**Data excerpts:**
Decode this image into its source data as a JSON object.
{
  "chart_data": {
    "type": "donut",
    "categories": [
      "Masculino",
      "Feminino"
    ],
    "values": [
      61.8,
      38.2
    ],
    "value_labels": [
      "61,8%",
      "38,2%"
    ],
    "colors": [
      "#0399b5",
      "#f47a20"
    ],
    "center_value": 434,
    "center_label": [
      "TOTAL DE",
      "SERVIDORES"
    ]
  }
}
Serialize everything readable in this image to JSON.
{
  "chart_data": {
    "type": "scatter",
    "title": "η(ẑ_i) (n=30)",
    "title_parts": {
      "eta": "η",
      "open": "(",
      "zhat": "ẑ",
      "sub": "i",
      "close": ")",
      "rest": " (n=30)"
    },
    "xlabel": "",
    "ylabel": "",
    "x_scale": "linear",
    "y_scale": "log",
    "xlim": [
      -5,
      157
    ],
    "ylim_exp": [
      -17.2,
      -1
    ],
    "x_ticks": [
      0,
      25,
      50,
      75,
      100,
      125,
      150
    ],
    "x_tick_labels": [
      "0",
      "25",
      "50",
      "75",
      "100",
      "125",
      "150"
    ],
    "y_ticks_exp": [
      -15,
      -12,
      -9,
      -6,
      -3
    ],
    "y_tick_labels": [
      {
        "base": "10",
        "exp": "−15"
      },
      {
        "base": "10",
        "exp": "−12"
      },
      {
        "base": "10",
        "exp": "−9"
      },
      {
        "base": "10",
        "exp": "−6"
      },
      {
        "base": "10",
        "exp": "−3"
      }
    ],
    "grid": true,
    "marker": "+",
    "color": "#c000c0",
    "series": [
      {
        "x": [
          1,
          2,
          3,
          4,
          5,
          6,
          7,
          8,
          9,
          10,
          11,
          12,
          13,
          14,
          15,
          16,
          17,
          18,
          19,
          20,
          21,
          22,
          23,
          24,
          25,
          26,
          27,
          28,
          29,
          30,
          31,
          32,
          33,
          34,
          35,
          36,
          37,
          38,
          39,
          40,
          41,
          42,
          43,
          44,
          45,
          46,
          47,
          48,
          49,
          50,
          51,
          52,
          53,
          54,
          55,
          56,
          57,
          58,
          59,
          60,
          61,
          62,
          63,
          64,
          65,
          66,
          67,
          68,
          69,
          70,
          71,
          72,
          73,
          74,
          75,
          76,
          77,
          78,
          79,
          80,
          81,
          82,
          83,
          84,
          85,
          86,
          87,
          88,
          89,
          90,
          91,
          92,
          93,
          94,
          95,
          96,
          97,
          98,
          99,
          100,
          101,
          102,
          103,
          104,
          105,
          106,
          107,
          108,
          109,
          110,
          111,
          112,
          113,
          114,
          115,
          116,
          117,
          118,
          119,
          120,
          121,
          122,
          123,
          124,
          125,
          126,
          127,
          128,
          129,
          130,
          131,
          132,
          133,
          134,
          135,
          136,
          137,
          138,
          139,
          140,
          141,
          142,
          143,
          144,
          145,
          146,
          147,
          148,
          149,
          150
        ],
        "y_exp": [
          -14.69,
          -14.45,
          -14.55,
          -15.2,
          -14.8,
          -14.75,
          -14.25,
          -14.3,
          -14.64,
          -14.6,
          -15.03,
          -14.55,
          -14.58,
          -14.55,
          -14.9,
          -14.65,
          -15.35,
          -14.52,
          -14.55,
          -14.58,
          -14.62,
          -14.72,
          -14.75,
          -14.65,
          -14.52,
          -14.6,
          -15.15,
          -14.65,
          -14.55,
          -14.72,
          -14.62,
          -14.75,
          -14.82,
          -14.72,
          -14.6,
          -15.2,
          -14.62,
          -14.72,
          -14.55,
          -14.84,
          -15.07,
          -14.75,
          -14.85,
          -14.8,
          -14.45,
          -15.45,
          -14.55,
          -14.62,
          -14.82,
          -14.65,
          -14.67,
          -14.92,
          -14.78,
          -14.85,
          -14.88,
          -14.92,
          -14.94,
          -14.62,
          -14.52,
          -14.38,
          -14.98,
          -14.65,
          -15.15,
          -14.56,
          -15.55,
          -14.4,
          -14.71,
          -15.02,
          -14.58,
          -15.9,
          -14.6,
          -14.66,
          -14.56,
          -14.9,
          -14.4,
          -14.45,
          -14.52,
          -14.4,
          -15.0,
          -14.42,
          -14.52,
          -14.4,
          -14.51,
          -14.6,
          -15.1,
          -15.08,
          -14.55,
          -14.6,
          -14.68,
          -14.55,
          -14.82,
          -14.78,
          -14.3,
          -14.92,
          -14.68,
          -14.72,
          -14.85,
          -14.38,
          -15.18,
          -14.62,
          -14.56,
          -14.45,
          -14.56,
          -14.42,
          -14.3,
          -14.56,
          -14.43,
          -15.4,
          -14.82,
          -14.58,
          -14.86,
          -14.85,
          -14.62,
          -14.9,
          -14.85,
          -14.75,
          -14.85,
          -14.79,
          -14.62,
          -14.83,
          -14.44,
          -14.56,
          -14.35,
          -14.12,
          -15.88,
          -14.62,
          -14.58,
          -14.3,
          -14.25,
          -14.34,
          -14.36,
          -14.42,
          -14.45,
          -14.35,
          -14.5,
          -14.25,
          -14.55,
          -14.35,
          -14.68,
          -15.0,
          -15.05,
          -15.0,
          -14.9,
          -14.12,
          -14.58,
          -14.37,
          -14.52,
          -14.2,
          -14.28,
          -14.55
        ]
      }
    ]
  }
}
==
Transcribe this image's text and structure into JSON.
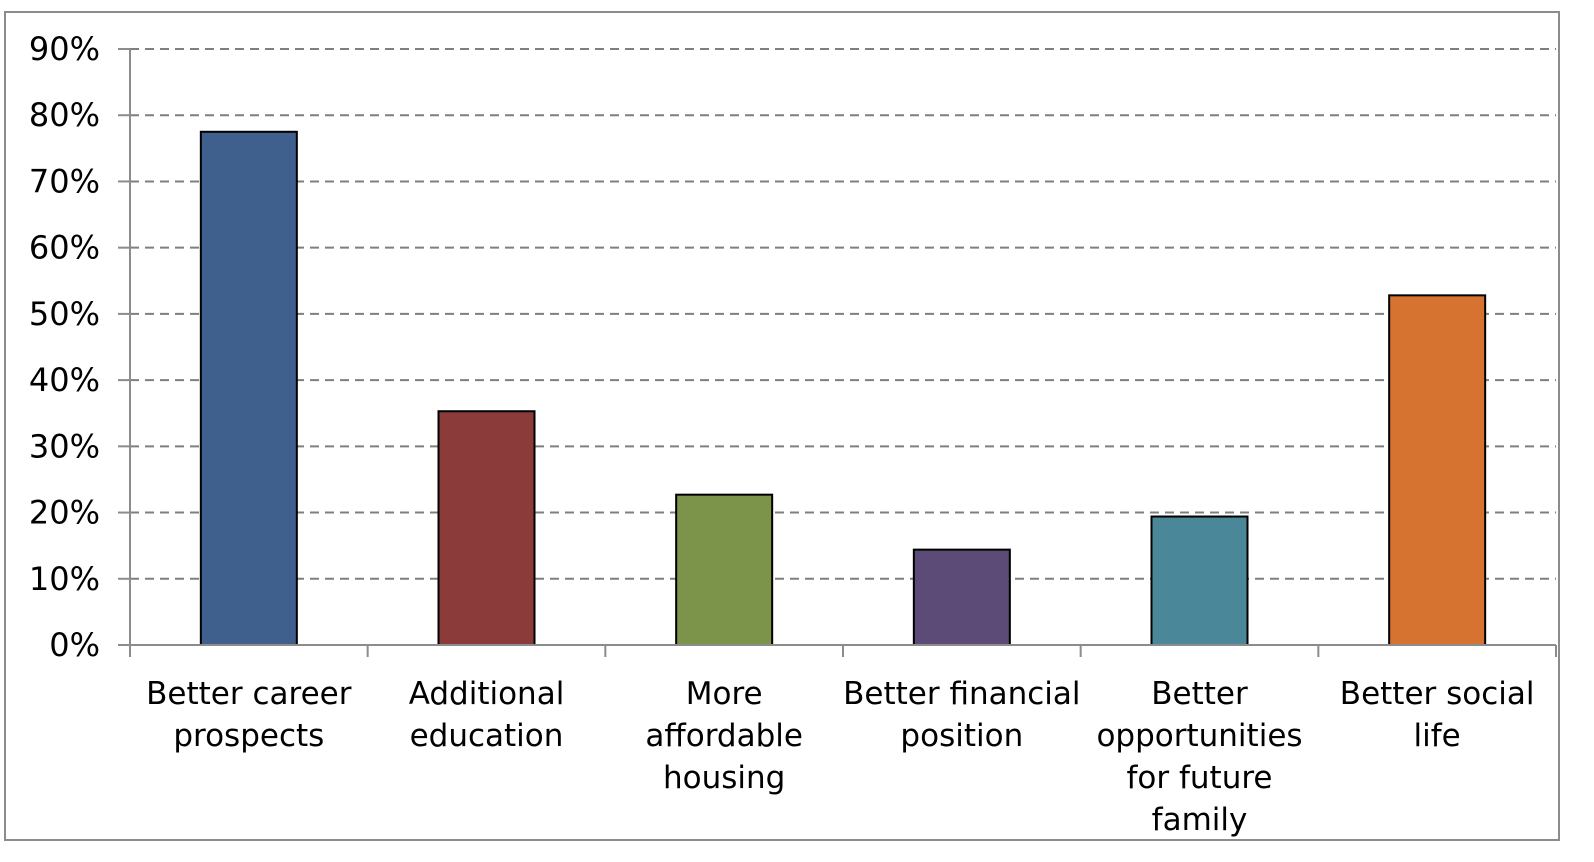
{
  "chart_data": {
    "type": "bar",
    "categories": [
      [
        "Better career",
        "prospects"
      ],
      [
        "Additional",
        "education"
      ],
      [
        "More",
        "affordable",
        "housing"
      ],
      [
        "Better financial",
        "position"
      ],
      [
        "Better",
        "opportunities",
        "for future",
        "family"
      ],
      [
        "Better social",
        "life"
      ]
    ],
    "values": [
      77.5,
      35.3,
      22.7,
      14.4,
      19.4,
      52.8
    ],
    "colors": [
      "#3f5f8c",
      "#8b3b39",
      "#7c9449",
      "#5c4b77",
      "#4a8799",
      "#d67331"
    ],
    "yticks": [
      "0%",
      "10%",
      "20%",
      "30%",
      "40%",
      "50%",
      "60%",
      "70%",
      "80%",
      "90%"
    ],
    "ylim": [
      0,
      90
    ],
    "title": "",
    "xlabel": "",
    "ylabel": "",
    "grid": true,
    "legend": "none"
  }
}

**Problem statement:** Each line of the data that includes the word "into" counts once; report the total and nothing more.

**Final answer:** 2